:: KUTIPAN TEKS ::
################

I
Selama berdirinya,
Kota Palembang yang telah berusia 13 abad lebih telah mengalami perkembangan
yang sangat menarik untuk dikaji dalam studi perkotaan. Pada masa Sriwijaya,
ketika ditetapkannya kota
ini menjadi sebuah pemukiman, Dapunta Hyang Sri Jayanasa dengan cermat menata kota ini sedemikian rupa
sehingga menjadi wilayah yang layak untuk dimukimi.
Berdasarkan data
arkeologi, perencanaan kota
terlihat dari penempatan bangunan-bangunan keagamaannya. Lokasi situs-situs
keagamaan tersebut umumnya ditempatkan di daerah yang jarang dilanda banjir
atau di lahan yang dikelilingi saluran buatan. Situs-situs arkeologi tersebut
umumnya berada di meander Sungai Musi yang berupa tanggul alam atau tanah yang
meninggi (Purwanti dan Taim 1995: 65 - 69).
Hal ini menunjukkan
bahwa dalam menentukan lokasi pemukiman, Sri Jayanasa menempatkannya sesuai
dengan kondisi geografis Palembang ,
yaitu di lahan yang lebih tinggi dari daerah sekitarnya yang berupa rawa dan
sungai. Selain itu Sri Jayanasa juga melakukan kegiatan reklamasi daerah rawa
untuk lokasi pemukiman dengan cara menimbun rawa tersebut dan mebuat
saluran-saluran air yang bermuara ke Sungai Musi atau anak-anak sungainya
(Utomo 1993: B4-1 - B4-9).
Pada masa
Kesultanan Palembang Darussalam, kegiatan kota
terkonsentrasi di sepanjang tepi Sungai Musi. Sebagian besar aspek pemukiman
berlokasi di tepi utara sungai, seperti bangunan keraton, masjid dan pemukiman
rakyat. Rumah tinggal berupa rumah panggung dari bahan kayu atau bambu dan
beratap daun kelapa. Selain rumah panggung, penduduk kota juga tinggal di rumah rakit yang
ditambatkan di tepi Sungai Musi.
Pusat pemerintahan
terdapat di keraton yang dilindungi oleh tembok keliling dan sungai yang
dikenal dengan nama benteng Kuto Besak. Bidang tanah yang dikelilingi oleh
sungai-sungai tersebut merupakan milik kesultanan yang dipakai untuk tempat
tinggal keluarga dekat sultan dan pejabat keagamaan. Pemukiman penduduk
dibagi-bagi berdasarkan status sosial-ekonomi, keagamaan, kekuasaan dalam
pemerintahan, keahlian dan mata pencaharian serta kelompok etnis (Utomo 1993:
B3-3 - B3-4).

################

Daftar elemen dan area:
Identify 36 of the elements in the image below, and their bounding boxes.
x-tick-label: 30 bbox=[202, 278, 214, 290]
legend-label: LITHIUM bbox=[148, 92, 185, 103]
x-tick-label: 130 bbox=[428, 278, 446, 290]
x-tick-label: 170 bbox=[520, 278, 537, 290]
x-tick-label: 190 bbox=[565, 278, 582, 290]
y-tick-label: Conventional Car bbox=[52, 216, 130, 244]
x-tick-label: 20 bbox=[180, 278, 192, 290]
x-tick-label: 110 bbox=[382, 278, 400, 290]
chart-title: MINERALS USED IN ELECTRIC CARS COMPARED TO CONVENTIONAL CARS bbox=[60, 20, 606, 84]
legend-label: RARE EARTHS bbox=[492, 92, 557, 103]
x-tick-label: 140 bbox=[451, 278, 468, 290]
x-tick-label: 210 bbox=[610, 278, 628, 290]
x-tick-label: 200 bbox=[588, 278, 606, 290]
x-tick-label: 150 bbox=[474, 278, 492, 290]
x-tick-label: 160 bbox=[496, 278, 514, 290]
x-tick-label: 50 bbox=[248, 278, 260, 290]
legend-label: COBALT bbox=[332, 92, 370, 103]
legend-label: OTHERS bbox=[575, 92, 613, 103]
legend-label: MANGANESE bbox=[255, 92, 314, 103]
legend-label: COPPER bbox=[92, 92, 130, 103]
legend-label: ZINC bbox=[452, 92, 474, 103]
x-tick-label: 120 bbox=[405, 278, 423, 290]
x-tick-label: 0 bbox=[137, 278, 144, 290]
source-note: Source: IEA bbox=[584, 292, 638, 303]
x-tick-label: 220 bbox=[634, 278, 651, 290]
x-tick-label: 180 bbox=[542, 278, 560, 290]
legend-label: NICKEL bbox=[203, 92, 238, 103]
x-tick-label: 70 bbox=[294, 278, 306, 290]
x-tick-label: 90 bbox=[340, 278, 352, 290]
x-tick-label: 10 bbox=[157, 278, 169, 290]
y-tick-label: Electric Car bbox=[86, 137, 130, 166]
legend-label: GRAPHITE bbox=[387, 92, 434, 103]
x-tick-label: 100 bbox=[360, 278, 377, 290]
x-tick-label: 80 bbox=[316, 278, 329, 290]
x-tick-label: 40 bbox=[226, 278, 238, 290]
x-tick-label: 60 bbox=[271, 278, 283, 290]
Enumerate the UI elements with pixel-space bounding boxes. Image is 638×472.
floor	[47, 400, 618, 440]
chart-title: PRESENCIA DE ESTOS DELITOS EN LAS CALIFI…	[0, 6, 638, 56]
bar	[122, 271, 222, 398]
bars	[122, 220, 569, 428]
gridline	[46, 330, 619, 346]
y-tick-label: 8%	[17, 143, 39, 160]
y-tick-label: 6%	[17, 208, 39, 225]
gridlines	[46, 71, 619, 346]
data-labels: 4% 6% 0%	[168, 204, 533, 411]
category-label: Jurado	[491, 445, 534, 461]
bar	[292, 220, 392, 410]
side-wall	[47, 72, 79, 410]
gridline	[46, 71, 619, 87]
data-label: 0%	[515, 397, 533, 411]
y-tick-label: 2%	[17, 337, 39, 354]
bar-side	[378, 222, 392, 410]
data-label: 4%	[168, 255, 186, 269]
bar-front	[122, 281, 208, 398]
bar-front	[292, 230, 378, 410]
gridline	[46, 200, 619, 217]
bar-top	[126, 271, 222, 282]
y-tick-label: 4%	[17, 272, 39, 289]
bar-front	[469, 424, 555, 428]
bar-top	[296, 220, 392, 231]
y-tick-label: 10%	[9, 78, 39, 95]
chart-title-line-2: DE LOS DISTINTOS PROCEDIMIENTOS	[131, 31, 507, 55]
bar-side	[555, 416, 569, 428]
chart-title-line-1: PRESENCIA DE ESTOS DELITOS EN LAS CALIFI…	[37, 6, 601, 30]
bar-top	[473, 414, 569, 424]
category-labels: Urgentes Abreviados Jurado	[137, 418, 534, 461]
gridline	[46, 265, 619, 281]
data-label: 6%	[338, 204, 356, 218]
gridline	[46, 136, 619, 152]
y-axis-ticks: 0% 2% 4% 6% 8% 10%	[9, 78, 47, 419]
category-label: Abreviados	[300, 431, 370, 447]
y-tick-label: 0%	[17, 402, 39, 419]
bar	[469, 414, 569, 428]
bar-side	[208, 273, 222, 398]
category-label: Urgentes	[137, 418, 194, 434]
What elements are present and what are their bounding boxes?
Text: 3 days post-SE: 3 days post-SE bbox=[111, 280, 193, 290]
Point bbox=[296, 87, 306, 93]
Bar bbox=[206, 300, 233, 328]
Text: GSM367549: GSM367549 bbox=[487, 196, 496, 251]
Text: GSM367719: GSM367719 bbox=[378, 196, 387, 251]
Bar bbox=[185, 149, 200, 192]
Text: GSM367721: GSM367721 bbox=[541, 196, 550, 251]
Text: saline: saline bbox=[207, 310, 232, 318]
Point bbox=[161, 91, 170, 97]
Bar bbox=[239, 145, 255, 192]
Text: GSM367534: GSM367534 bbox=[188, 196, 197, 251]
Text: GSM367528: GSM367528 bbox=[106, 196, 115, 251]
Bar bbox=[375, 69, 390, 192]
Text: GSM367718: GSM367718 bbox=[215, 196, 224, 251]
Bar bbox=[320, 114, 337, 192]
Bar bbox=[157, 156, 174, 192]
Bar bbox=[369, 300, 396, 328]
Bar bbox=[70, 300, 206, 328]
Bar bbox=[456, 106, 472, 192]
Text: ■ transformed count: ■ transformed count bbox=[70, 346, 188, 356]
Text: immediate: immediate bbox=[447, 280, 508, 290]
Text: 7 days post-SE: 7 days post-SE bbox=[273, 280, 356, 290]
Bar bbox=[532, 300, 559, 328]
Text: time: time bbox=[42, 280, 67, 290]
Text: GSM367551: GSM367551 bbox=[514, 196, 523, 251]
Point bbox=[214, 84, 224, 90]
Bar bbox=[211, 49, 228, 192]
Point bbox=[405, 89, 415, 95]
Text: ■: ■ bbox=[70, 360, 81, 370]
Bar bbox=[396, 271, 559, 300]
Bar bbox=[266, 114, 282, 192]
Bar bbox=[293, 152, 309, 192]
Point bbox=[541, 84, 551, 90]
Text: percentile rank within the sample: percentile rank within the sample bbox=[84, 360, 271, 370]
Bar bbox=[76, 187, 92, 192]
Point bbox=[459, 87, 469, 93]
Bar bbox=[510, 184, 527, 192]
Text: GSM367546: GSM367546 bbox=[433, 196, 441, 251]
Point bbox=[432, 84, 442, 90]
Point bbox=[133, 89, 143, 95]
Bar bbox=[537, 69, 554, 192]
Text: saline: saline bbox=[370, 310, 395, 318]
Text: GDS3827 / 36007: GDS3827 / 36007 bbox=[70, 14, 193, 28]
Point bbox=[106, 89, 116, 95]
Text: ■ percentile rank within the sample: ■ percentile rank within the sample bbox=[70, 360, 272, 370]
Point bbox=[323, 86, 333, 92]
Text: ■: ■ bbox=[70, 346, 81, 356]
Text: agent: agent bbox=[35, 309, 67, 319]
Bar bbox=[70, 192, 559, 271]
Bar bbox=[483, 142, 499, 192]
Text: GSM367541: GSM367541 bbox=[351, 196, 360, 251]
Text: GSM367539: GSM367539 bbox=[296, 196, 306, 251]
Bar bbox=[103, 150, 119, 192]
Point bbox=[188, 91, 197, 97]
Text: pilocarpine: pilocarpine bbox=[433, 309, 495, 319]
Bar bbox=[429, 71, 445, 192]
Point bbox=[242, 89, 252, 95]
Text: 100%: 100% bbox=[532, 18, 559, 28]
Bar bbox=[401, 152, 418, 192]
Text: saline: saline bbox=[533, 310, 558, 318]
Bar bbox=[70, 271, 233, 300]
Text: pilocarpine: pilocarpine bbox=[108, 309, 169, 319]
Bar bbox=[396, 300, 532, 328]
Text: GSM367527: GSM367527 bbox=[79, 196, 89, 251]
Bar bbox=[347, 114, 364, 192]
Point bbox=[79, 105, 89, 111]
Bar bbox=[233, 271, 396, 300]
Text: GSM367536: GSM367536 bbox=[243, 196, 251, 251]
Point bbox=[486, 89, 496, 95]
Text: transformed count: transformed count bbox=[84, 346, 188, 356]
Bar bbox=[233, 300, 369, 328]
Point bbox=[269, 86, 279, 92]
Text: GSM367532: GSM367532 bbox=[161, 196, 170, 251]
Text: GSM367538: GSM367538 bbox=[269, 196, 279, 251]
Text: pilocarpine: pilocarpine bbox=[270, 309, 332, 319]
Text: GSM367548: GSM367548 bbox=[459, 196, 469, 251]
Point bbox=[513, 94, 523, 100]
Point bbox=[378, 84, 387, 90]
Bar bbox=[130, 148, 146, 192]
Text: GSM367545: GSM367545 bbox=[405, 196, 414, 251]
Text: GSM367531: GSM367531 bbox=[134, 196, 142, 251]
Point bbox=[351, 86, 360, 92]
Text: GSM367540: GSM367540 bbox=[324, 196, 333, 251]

################

:: TUGAS YANG DIKERJAKAN ::
1 - Tulis ulang baris-baris catatan di atas tanpa perubahan apa pun, dari baris pertama catatan sampai baris yang memuat "x-tick-label: 210 bbox=[610, 278, 628, 290]". Kedua batas itu ikut disertakan.
2 - Teruskan teks tentang perkembangan Kota Palembang di atas, dimulai sesudah kalimat terakhir yang ditampilkan.

:: JAWABAN PER TUGAS ::
1 -
Identify 36 of the elements in the image below, and their bounding boxes.
x-tick-label: 30 bbox=[202, 278, 214, 290]
legend-label: LITHIUM bbox=[148, 92, 185, 103]
x-tick-label: 130 bbox=[428, 278, 446, 290]
x-tick-label: 170 bbox=[520, 278, 537, 290]
x-tick-label: 190 bbox=[565, 278, 582, 290]
y-tick-label: Conventional Car bbox=[52, 216, 130, 244]
x-tick-label: 20 bbox=[180, 278, 192, 290]
x-tick-label: 110 bbox=[382, 278, 400, 290]
chart-title: MINERALS USED IN ELECTRIC CARS COMPARED TO CONVENTIONAL CARS bbox=[60, 20, 606, 84]
legend-label: RARE EARTHS bbox=[492, 92, 557, 103]
x-tick-label: 140 bbox=[451, 278, 468, 290]
x-tick-label: 210 bbox=[610, 278, 628, 290]

2 -
Setelah
dihapuskannya Kesultanan Palembang Darussalam, wilayah ini dijadikan daerah
administrasi Hindia-Belanda yang dipimpin oleh seorang residen. Pusat
administrasi dilokasikan di sekitar Benteng Kuto Besak, yaitu bekas Keraton
Kuto Lamo. Di lokasi ini didirikan sebuah bangunan baru yang diperuntukan
sebagai kediaman residen. Pada masa ini Benteng Kuto Besak dialihfungsikan
menjadi instalasi militer dan tempat tinggal komisaris Hindia-Belanda, pejabat
pemerintahan dan perwira militer. Pemukiman di dekat keraton yang dulunya
merupakan tempat tinggal bangsawan Kesultanan pada masa ini ditempati oleh
perwira-perwira dan pegawai Hindia-Belanda (Sevenhoven 1971: 14).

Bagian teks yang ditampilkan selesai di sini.